[Saved entries]
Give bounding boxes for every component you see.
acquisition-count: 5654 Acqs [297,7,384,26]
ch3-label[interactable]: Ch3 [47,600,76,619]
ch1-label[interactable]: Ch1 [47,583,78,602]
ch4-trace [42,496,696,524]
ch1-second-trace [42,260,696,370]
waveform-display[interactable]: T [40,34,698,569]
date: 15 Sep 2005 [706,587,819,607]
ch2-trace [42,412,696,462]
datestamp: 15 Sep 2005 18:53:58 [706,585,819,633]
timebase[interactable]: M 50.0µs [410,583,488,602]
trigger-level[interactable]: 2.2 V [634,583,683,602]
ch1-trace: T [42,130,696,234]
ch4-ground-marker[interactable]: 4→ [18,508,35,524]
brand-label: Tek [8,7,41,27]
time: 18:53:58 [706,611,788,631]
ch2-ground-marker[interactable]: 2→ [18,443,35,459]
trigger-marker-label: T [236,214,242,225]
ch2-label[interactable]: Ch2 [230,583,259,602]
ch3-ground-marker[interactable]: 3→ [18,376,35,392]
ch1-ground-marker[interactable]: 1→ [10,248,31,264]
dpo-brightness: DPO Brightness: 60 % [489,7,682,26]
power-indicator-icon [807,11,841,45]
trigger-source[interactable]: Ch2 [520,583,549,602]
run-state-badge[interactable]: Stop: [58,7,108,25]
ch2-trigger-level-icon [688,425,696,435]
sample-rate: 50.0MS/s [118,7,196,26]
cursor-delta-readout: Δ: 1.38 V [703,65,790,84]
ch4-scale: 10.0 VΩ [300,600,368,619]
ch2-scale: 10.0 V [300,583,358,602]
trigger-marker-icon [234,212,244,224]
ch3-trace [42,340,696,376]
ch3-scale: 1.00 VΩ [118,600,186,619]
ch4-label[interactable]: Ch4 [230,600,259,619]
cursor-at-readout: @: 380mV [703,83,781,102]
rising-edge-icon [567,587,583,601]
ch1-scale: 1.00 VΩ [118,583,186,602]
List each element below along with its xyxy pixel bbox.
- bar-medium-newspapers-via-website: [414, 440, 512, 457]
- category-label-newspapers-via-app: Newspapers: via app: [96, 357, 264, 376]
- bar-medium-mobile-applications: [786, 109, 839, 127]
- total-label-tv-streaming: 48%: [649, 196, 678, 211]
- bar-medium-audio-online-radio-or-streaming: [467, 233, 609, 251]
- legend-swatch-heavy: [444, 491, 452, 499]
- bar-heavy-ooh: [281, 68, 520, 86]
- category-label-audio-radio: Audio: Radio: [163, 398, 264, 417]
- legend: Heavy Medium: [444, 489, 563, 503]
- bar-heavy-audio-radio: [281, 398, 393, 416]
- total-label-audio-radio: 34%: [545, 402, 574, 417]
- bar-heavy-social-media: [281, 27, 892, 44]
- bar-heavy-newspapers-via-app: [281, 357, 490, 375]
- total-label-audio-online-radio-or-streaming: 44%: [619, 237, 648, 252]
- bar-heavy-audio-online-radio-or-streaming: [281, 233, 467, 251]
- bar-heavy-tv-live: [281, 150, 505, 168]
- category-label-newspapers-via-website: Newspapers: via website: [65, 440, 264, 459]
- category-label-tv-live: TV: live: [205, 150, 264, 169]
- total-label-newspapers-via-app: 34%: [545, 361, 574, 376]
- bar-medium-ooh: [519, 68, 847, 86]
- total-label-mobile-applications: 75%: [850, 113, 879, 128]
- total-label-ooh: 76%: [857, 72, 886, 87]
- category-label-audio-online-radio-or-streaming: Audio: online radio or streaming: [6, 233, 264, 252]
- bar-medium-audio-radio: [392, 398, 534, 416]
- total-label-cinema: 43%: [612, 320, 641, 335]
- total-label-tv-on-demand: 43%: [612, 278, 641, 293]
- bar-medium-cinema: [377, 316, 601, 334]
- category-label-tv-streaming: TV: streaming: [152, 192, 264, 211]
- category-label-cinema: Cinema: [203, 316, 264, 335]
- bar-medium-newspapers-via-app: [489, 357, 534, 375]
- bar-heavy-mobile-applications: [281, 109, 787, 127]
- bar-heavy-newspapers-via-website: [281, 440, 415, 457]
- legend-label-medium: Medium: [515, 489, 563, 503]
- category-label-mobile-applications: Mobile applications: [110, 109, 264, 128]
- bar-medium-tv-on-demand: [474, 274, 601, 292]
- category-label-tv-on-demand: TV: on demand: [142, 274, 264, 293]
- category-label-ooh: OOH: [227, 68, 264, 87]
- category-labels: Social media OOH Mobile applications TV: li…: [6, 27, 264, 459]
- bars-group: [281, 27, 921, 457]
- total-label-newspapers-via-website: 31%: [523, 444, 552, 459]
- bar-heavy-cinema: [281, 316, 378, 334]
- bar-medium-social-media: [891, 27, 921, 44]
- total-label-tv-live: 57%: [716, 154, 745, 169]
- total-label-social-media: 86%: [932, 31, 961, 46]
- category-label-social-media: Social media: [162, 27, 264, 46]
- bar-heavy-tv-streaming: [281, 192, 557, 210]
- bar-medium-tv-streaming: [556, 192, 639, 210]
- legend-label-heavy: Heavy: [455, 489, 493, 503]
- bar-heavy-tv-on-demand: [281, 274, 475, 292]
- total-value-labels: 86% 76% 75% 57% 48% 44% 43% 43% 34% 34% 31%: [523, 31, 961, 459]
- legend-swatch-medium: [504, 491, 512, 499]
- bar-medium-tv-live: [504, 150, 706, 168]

Exercise directions
Arrange the material as a Markdown table with the columns "Row" and "Entry," starting at the first line and ending at the line containing "- bar-medium-mobile-applications: [786, 109, 839, 127]", both included. Number each line in order and leave out any blank lines.

Answer to the problem
| Row | Entry |
|---|---|
| 1 | Give bounding boxes for every component you see. |
| 2 | acquisition-count: 5654 Acqs [297,7,384,26] |
| 3 | ch3-label[interactable]: Ch3 [47,600,76,619] |
| 4 | ch1-label[interactable]: Ch1 [47,583,78,602] |
| 5 | ch4-trace [42,496,696,524] |
| 6 | ch1-second-trace [42,260,696,370] |
| 7 | waveform-display[interactable]: T [40,34,698,569] |
| 8 | date: 15 Sep 2005 [706,587,819,607] |
| 9 | ch2-trace [42,412,696,462] |
| 10 | datestamp: 15 Sep 2005 18:53:58 [706,585,819,633] |
| 11 | timebase[interactable]: M 50.0µs [410,583,488,602] |
| 12 | trigger-level[interactable]: 2.2 V [634,583,683,602] |
| 13 | ch1-trace: T [42,130,696,234] |
| 14 | ch4-ground-marker[interactable]: 4→ [18,508,35,524] |
| 15 | brand-label: Tek [8,7,41,27] |
| 16 | time: 18:53:58 [706,611,788,631] |
| 17 | ch2-ground-marker[interactable]: 2→ [18,443,35,459] |
| 18 | trigger-marker-label: T [236,214,242,225] |
| 19 | ch2-label[interactable]: Ch2 [230,583,259,602] |
| 20 | ch3-ground-marker[interactable]: 3→ [18,376,35,392] |
| 21 | ch1-ground-marker[interactable]: 1→ [10,248,31,264] |
| 22 | dpo-brightness: DPO Brightness: 60 % [489,7,682,26] |
| 23 | power-indicator-icon [807,11,841,45] |
| 24 | trigger-source[interactable]: Ch2 [520,583,549,602] |
| 25 | run-state-badge[interactable]: Stop: [58,7,108,25] |
| 26 | ch2-trigger-level-icon [688,425,696,435] |
| 27 | sample-rate: 50.0MS/s [118,7,196,26] |
| 28 | cursor-delta-readout: Δ: 1.38 V [703,65,790,84] |
| 29 | ch4-scale: 10.0 VΩ [300,600,368,619] |
| 30 | ch2-scale: 10.0 V [300,583,358,602] |
| 31 | trigger-marker-icon [234,212,244,224] |
| 32 | ch3-trace [42,340,696,376] |
| 33 | ch3-scale: 1.00 VΩ [118,600,186,619] |
| 34 | ch4-label[interactable]: Ch4 [230,600,259,619] |
| 35 | cursor-at-readout: @: 380mV [703,83,781,102] |
| 36 | rising-edge-icon [567,587,583,601] |
| 37 | ch1-scale: 1.00 VΩ [118,583,186,602] |
| 38 | List each element below along with its xyxy pixel bbox. |
| 39 | - bar-medium-newspapers-via-website: [414, 440, 512, 457] |
| 40 | - category-label-newspapers-via-app: Newspapers: via app: [96, 357, 264, 376] |
| 41 | - bar-medium-mobile-applications: [786, 109, 839, 127] |